AIM OF THE EXERCISE: Write out all of the lines below, exactly and completely.

DATA RECORDS:

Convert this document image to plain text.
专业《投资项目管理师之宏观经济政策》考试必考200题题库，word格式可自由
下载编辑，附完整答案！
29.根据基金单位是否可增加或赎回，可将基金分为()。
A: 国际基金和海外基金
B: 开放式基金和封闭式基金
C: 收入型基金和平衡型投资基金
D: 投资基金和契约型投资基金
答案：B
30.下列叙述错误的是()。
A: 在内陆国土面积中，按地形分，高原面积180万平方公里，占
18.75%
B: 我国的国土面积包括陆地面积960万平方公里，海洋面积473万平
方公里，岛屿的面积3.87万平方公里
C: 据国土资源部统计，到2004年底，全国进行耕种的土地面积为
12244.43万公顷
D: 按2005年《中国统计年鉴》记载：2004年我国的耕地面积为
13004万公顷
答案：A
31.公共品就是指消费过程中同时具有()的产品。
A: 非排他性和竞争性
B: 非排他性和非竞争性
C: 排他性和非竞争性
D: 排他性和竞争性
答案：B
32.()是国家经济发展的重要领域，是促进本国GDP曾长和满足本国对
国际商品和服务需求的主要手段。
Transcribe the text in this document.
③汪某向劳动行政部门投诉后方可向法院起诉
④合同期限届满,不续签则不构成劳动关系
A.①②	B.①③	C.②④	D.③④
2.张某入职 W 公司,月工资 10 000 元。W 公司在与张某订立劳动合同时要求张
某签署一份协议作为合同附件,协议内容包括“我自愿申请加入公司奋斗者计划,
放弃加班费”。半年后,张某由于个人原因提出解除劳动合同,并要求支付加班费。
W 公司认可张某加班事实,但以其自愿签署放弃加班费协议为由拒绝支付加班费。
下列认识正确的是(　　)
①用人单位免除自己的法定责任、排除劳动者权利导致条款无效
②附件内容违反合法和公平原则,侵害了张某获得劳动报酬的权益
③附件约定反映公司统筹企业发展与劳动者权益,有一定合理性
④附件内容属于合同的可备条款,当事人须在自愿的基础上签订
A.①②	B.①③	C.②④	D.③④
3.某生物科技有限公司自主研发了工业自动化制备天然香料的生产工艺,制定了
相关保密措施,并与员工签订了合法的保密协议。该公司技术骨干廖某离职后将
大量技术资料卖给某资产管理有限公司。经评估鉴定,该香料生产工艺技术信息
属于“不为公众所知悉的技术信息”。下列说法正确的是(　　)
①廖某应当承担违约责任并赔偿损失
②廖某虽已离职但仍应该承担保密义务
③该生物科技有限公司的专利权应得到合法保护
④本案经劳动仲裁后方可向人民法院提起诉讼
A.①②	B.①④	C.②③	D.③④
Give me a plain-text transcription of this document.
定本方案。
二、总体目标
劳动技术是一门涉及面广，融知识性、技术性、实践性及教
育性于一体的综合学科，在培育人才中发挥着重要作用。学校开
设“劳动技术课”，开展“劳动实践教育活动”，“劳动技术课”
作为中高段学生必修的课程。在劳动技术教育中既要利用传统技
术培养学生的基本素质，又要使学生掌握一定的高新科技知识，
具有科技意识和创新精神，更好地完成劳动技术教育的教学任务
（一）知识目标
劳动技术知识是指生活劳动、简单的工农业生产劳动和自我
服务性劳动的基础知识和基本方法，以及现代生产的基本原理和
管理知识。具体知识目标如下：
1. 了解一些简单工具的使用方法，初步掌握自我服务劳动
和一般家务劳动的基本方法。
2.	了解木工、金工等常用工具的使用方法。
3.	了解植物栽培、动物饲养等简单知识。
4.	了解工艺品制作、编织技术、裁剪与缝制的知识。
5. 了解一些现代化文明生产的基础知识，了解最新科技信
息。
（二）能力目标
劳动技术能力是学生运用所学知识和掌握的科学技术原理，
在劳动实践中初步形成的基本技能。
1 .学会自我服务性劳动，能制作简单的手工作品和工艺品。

RIGHT ANSWER:
Convert this document image to plain text.
专业《投资项目管理师之宏观经济政策》考试必考200题题库，word格式可自由
下载编辑，附完整答案！
29.根据基金单位是否可增加或赎回，可将基金分为()。
A: 国际基金和海外基金
B: 开放式基金和封闭式基金
C: 收入型基金和平衡型投资基金
D: 投资基金和契约型投资基金
答案：B
30.下列叙述错误的是()。
A: 在内陆国土面积中，按地形分，高原面积180万平方公里，占
18.75%
B: 我国的国土面积包括陆地面积960万平方公里，海洋面积473万平
方公里，岛屿的面积3.87万平方公里
C: 据国土资源部统计，到2004年底，全国进行耕种的土地面积为
12244.43万公顷
D: 按2005年《中国统计年鉴》记载：2004年我国的耕地面积为
13004万公顷
答案：A
31.公共品就是指消费过程中同时具有()的产品。
A: 非排他性和竞争性
B: 非排他性和非竞争性
C: 排他性和非竞争性
D: 排他性和竞争性
答案：B
32.()是国家经济发展的重要领域，是促进本国GDP曾长和满足本国对
国际商品和服务需求的主要手段。
Transcribe the text in this document.
③汪某向劳动行政部门投诉后方可向法院起诉
④合同期限届满,不续签则不构成劳动关系
A.①②	B.①③	C.②④	D.③④
2.张某入职 W 公司,月工资 10 000 元。W 公司在与张某订立劳动合同时要求张
某签署一份协议作为合同附件,协议内容包括“我自愿申请加入公司奋斗者计划,
放弃加班费”。半年后,张某由于个人原因提出解除劳动合同,并要求支付加班费。
W 公司认可张某加班事实,但以其自愿签署放弃加班费协议为由拒绝支付加班费。
下列认识正确的是(　　)
①用人单位免除自己的法定责任、排除劳动者权利导致条款无效
②附件内容违反合法和公平原则,侵害了张某获得劳动报酬的权益
③附件约定反映公司统筹企业发展与劳动者权益,有一定合理性
④附件内容属于合同的可备条款,当事人须在自愿的基础上签订
A.①②	B.①③	C.②④	D.③④
3.某生物科技有限公司自主研发了工业自动化制备天然香料的生产工艺,制定了
相关保密措施,并与员工签订了合法的保密协议。该公司技术骨干廖某离职后将
大量技术资料卖给某资产管理有限公司。经评估鉴定,该香料生产工艺技术信息
属于“不为公众所知悉的技术信息”。下列说法正确的是(　　)
①廖某应当承担违约责任并赔偿损失
②廖某虽已离职但仍应该承担保密义务
③该生物科技有限公司的专利权应得到合法保护
④本案经劳动仲裁后方可向人民法院提起诉讼
A.①②	B.①④	C.②③	D.③④
Give me a plain-text transcription of this document.
定本方案。
二、总体目标
劳动技术是一门涉及面广，融知识性、技术性、实践性及教
育性于一体的综合学科，在培育人才中发挥着重要作用。学校开
设“劳动技术课”，开展“劳动实践教育活动”，“劳动技术课”
作为中高段学生必修的课程。在劳动技术教育中既要利用传统技
术培养学生的基本素质，又要使学生掌握一定的高新科技知识，
具有科技意识和创新精神，更好地完成劳动技术教育的教学任务
（一）知识目标
劳动技术知识是指生活劳动、简单的工农业生产劳动和自我
服务性劳动的基础知识和基本方法，以及现代生产的基本原理和
管理知识。具体知识目标如下：
1. 了解一些简单工具的使用方法，初步掌握自我服务劳动
和一般家务劳动的基本方法。
2.	了解木工、金工等常用工具的使用方法。
3.	了解植物栽培、动物饲养等简单知识。
4.	了解工艺品制作、编织技术、裁剪与缝制的知识。
5. 了解一些现代化文明生产的基础知识，了解最新科技信
息。
（二）能力目标
劳动技术能力是学生运用所学知识和掌握的科学技术原理，
在劳动实践中初步形成的基本技能。
1 .学会自我服务性劳动，能制作简单的手工作品和工艺品。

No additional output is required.